- [GIVEN INSTRUCTION]:
Reproduce every entry in the listing without alteration.

- [DATASET EXCERPTS]:
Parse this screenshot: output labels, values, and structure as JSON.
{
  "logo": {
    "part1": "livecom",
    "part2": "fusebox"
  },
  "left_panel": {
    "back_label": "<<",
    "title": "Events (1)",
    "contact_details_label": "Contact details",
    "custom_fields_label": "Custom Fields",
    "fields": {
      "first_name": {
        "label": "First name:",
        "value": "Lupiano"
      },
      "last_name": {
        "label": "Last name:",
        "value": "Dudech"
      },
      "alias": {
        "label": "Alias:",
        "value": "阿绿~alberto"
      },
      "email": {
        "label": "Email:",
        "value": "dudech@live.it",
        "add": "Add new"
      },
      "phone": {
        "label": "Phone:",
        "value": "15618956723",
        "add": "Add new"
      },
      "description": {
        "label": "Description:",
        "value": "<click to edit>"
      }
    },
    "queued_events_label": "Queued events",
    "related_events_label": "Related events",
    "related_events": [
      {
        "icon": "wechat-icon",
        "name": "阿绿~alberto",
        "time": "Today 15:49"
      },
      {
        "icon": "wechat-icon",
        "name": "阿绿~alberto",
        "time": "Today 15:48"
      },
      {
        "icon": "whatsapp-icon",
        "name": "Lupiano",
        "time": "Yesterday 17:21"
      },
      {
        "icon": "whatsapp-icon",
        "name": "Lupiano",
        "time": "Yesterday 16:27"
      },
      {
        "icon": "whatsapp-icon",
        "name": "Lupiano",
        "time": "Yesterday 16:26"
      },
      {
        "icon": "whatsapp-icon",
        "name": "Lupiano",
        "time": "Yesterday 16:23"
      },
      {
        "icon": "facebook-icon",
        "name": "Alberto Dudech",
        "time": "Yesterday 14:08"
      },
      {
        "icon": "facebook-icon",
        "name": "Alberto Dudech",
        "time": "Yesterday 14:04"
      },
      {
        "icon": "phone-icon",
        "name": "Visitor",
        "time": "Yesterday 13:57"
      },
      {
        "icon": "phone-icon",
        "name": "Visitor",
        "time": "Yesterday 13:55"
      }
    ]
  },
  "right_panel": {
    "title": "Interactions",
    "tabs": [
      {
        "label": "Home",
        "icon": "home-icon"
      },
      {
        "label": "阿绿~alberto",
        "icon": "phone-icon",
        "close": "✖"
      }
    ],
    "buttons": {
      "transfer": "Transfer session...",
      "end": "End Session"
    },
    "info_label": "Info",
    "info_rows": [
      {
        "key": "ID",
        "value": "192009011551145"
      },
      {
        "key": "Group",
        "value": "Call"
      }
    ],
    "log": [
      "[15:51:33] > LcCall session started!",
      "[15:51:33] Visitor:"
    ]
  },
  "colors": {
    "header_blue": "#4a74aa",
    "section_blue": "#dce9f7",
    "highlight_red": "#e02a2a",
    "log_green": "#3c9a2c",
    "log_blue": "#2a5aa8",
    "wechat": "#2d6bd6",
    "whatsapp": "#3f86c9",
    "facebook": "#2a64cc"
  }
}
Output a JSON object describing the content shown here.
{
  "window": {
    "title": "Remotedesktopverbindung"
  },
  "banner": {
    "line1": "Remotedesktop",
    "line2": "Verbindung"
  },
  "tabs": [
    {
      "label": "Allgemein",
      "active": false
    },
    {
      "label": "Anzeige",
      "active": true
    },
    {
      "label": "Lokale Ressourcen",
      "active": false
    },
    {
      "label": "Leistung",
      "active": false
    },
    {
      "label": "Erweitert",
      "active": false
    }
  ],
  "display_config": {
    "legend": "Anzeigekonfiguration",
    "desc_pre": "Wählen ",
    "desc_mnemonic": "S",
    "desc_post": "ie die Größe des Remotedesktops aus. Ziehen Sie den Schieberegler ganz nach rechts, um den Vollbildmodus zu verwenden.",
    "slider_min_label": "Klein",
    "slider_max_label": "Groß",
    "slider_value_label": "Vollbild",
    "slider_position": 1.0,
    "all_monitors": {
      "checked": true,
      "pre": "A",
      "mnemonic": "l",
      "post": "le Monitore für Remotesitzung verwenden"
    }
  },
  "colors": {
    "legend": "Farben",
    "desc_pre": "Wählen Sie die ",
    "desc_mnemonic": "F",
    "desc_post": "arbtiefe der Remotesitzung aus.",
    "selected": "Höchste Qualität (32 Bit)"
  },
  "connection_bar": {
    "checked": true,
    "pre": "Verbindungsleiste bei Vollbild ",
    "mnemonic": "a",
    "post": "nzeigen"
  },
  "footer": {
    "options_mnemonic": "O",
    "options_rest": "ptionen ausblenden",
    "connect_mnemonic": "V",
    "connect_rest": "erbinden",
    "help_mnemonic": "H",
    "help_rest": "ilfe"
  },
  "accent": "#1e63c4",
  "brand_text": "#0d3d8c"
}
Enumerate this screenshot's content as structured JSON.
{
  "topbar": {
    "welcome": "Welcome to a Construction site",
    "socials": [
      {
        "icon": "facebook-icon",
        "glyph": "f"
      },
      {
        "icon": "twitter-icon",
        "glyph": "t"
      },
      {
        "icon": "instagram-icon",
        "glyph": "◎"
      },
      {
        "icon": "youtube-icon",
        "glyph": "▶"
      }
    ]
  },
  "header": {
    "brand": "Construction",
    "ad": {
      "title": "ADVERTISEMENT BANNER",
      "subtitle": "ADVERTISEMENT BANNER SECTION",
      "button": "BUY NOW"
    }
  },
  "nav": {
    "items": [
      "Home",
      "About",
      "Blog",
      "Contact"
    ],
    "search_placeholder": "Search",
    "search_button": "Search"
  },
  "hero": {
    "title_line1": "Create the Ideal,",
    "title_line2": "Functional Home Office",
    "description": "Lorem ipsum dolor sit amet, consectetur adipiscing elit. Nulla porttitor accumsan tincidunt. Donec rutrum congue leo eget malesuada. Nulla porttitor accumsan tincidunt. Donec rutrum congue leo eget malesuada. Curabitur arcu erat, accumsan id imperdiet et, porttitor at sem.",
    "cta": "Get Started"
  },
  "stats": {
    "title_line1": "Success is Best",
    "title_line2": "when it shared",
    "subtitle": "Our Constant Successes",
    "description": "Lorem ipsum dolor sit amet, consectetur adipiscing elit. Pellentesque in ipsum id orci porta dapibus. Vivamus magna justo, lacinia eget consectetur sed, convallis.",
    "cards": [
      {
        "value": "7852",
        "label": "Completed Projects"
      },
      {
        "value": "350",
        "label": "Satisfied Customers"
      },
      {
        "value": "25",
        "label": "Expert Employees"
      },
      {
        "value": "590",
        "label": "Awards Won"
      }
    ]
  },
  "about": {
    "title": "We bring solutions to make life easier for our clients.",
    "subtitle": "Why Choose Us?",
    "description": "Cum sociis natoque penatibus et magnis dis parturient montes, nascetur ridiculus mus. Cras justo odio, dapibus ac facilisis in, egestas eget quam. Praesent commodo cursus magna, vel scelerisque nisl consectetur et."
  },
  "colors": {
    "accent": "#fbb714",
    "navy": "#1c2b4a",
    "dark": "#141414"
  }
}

- [SOLUTION FOR THIS TASK]:
Parse this screenshot: output labels, values, and structure as JSON.
{
  "logo": {
    "part1": "livecom",
    "part2": "fusebox"
  },
  "left_panel": {
    "back_label": "<<",
    "title": "Events (1)",
    "contact_details_label": "Contact details",
    "custom_fields_label": "Custom Fields",
    "fields": {
      "first_name": {
        "label": "First name:",
        "value": "Lupiano"
      },
      "last_name": {
        "label": "Last name:",
        "value": "Dudech"
      },
      "alias": {
        "label": "Alias:",
        "value": "阿绿~alberto"
      },
      "email": {
        "label": "Email:",
        "value": "dudech@live.it",
        "add": "Add new"
      },
      "phone": {
        "label": "Phone:",
        "value": "15618956723",
        "add": "Add new"
      },
      "description": {
        "label": "Description:",
        "value": "<click to edit>"
      }
    },
    "queued_events_label": "Queued events",
    "related_events_label": "Related events",
    "related_events": [
      {
        "icon": "wechat-icon",
        "name": "阿绿~alberto",
        "time": "Today 15:49"
      },
      {
        "icon": "wechat-icon",
        "name": "阿绿~alberto",
        "time": "Today 15:48"
      },
      {
        "icon": "whatsapp-icon",
        "name": "Lupiano",
        "time": "Yesterday 17:21"
      },
      {
        "icon": "whatsapp-icon",
        "name": "Lupiano",
        "time": "Yesterday 16:27"
      },
      {
        "icon": "whatsapp-icon",
        "name": "Lupiano",
        "time": "Yesterday 16:26"
      },
      {
        "icon": "whatsapp-icon",
        "name": "Lupiano",
        "time": "Yesterday 16:23"
      },
      {
        "icon": "facebook-icon",
        "name": "Alberto Dudech",
        "time": "Yesterday 14:08"
      },
      {
        "icon": "facebook-icon",
        "name": "Alberto Dudech",
        "time": "Yesterday 14:04"
      },
      {
        "icon": "phone-icon",
        "name": "Visitor",
        "time": "Yesterday 13:57"
      },
      {
        "icon": "phone-icon",
        "name": "Visitor",
        "time": "Yesterday 13:55"
      }
    ]
  },
  "right_panel": {
    "title": "Interactions",
    "tabs": [
      {
        "label": "Home",
        "icon": "home-icon"
      },
      {
        "label": "阿绿~alberto",
        "icon": "phone-icon",
        "close": "✖"
      }
    ],
    "buttons": {
      "transfer": "Transfer session...",
      "end": "End Session"
    },
    "info_label": "Info",
    "info_rows": [
      {
        "key": "ID",
        "value": "192009011551145"
      },
      {
        "key": "Group",
        "value": "Call"
      }
    ],
    "log": [
      "[15:51:33] > LcCall session started!",
      "[15:51:33] Visitor:"
    ]
  },
  "colors": {
    "header_blue": "#4a74aa",
    "section_blue": "#dce9f7",
    "highlight_red": "#e02a2a",
    "log_green": "#3c9a2c",
    "log_blue": "#2a5aa8",
    "wechat": "#2d6bd6",
    "whatsapp": "#3f86c9",
    "facebook": "#2a64cc"
  }
}
Output a JSON object describing the content shown here.
{
  "window": {
    "title": "Remotedesktopverbindung"
  },
  "banner": {
    "line1": "Remotedesktop",
    "line2": "Verbindung"
  },
  "tabs": [
    {
      "label": "Allgemein",
      "active": false
    },
    {
      "label": "Anzeige",
      "active": true
    },
    {
      "label": "Lokale Ressourcen",
      "active": false
    },
    {
      "label": "Leistung",
      "active": false
    },
    {
      "label": "Erweitert",
      "active": false
    }
  ],
  "display_config": {
    "legend": "Anzeigekonfiguration",
    "desc_pre": "Wählen ",
    "desc_mnemonic": "S",
    "desc_post": "ie die Größe des Remotedesktops aus. Ziehen Sie den Schieberegler ganz nach rechts, um den Vollbildmodus zu verwenden.",
    "slider_min_label": "Klein",
    "slider_max_label": "Groß",
    "slider_value_label": "Vollbild",
    "slider_position": 1.0,
    "all_monitors": {
      "checked": true,
      "pre": "A",
      "mnemonic": "l",
      "post": "le Monitore für Remotesitzung verwenden"
    }
  },
  "colors": {
    "legend": "Farben",
    "desc_pre": "Wählen Sie die ",
    "desc_mnemonic": "F",
    "desc_post": "arbtiefe der Remotesitzung aus.",
    "selected": "Höchste Qualität (32 Bit)"
  },
  "connection_bar": {
    "checked": true,
    "pre": "Verbindungsleiste bei Vollbild ",
    "mnemonic": "a",
    "post": "nzeigen"
  },
  "footer": {
    "options_mnemonic": "O",
    "options_rest": "ptionen ausblenden",
    "connect_mnemonic": "V",
    "connect_rest": "erbinden",
    "help_mnemonic": "H",
    "help_rest": "ilfe"
  },
  "accent": "#1e63c4",
  "brand_text": "#0d3d8c"
}
Enumerate this screenshot's content as structured JSON.
{
  "topbar": {
    "welcome": "Welcome to a Construction site",
    "socials": [
      {
        "icon": "facebook-icon",
        "glyph": "f"
      },
      {
        "icon": "twitter-icon",
        "glyph": "t"
      },
      {
        "icon": "instagram-icon",
        "glyph": "◎"
      },
      {
        "icon": "youtube-icon",
        "glyph": "▶"
      }
    ]
  },
  "header": {
    "brand": "Construction",
    "ad": {
      "title": "ADVERTISEMENT BANNER",
      "subtitle": "ADVERTISEMENT BANNER SECTION",
      "button": "BUY NOW"
    }
  },
  "nav": {
    "items": [
      "Home",
      "About",
      "Blog",
      "Contact"
    ],
    "search_placeholder": "Search",
    "search_button": "Search"
  },
  "hero": {
    "title_line1": "Create the Ideal,",
    "title_line2": "Functional Home Office",
    "description": "Lorem ipsum dolor sit amet, consectetur adipiscing elit. Nulla porttitor accumsan tincidunt. Donec rutrum congue leo eget malesuada. Nulla porttitor accumsan tincidunt. Donec rutrum congue leo eget malesuada. Curabitur arcu erat, accumsan id imperdiet et, porttitor at sem.",
    "cta": "Get Started"
  },
  "stats": {
    "title_line1": "Success is Best",
    "title_line2": "when it shared",
    "subtitle": "Our Constant Successes",
    "description": "Lorem ipsum dolor sit amet, consectetur adipiscing elit. Pellentesque in ipsum id orci porta dapibus. Vivamus magna justo, lacinia eget consectetur sed, convallis.",
    "cards": [
      {
        "value": "7852",
        "label": "Completed Projects"
      },
      {
        "value": "350",
        "label": "Satisfied Customers"
      },
      {
        "value": "25",
        "label": "Expert Employees"
      },
      {
        "value": "590",
        "label": "Awards Won"
      }
    ]
  },
  "about": {
    "title": "We bring solutions to make life easier for our clients.",
    "subtitle": "Why Choose Us?",
    "description": "Cum sociis natoque penatibus et magnis dis parturient montes, nascetur ridiculus mus. Cras justo odio, dapibus ac facilisis in, egestas eget quam. Praesent commodo cursus magna, vel scelerisque nisl consectetur et."
  },
  "colors": {
    "accent": "#fbb714",
    "navy": "#1c2b4a",
    "dark": "#141414"
  }
}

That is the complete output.